[Extracted records]
.....
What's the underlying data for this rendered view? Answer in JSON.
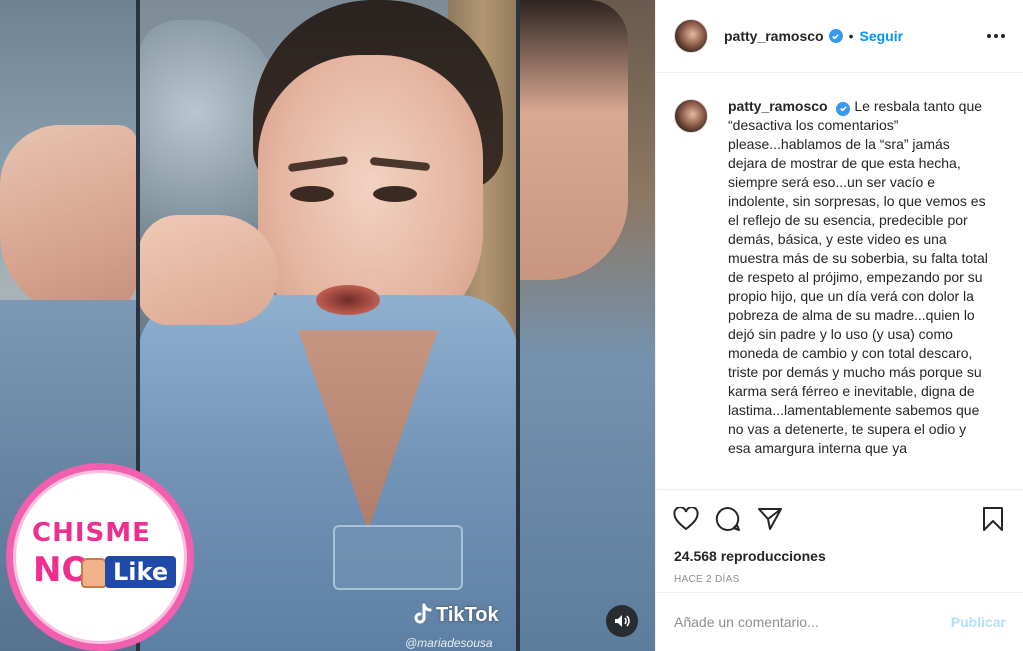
{
  "media": {
    "tiktok_logo_text": "TikTok",
    "tiktok_handle": "@mariadesousa",
    "brand_badge": {
      "top": "CHISME",
      "no": "NO",
      "like": "Like"
    }
  },
  "post": {
    "username": "patty_ramosco",
    "separator": "•",
    "follow_label": "Seguir",
    "caption": "Le resbala tanto que “desactiva los comentarios” please...hablamos de la “sra” jamás dejara de mostrar de que esta hecha, siempre será eso...un ser vacío e indolente, sin sorpresas, lo que vemos es el reflejo de su esencia, predecible por demás, básica, y este video es una muestra más de su soberbia, su falta total de respeto al prójimo, empezando por su propio hijo, que un día verá con dolor la pobreza de alma de su madre...quien lo dejó sin padre y lo uso (y usa) como moneda de cambio y con total descaro, triste por demás y mucho más porque su karma será férreo e inevitable, digna de lastima...lamentablemente sabemos que no vas a detenerte, te supera el odio y esa amargura interna que ya",
    "views": "24.568 reproducciones",
    "time_ago": "HACE 2 DÍAS"
  },
  "comment": {
    "placeholder": "Añade un comentario...",
    "publish_label": "Publicar"
  },
  "colors": {
    "accent_blue": "#0095f6",
    "verified_blue": "#3897f0",
    "publish_disabled": "#b2dffc",
    "badge_pink": "#ee2f8f",
    "badge_blue": "#1f4aa8"
  },
  "icons": [
    "heart-icon",
    "comment-icon",
    "share-icon",
    "bookmark-icon",
    "volume-icon",
    "verified-icon",
    "more-options-icon",
    "tiktok-icon",
    "thumbs-down-icon"
  ]
}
.....
* **Exercise**
Return the material word for word. Pictures are not part of the copy.

* **Completed exercise**
What's the underlying data for this rendered view? Answer in JSON.
{
  "media": {
    "tiktok_logo_text": "TikTok",
    "tiktok_handle": "@mariadesousa",
    "brand_badge": {
      "top": "CHISME",
      "no": "NO",
      "like": "Like"
    }
  },
  "post": {
    "username": "patty_ramosco",
    "separator": "•",
    "follow_label": "Seguir",
    "caption": "Le resbala tanto que “desactiva los comentarios” please...hablamos de la “sra” jamás dejara de mostrar de que esta hecha, siempre será eso...un ser vacío e indolente, sin sorpresas, lo que vemos es el reflejo de su esencia, predecible por demás, básica, y este video es una muestra más de su soberbia, su falta total de respeto al prójimo, empezando por su propio hijo, que un día verá con dolor la pobreza de alma de su madre...quien lo dejó sin padre y lo uso (y usa) como moneda de cambio y con total descaro, triste por demás y mucho más porque su karma será férreo e inevitable, digna de lastima...lamentablemente sabemos que no vas a detenerte, te supera el odio y esa amargura interna que ya",
    "views": "24.568 reproducciones",
    "time_ago": "HACE 2 DÍAS"
  },
  "comment": {
    "placeholder": "Añade un comentario...",
    "publish_label": "Publicar"
  },
  "colors": {
    "accent_blue": "#0095f6",
    "verified_blue": "#3897f0",
    "publish_disabled": "#b2dffc",
    "badge_pink": "#ee2f8f",
    "badge_blue": "#1f4aa8"
  },
  "icons": [
    "heart-icon",
    "comment-icon",
    "share-icon",
    "bookmark-icon",
    "volume-icon",
    "verified-icon",
    "more-options-icon",
    "tiktok-icon",
    "thumbs-down-icon"
  ]
}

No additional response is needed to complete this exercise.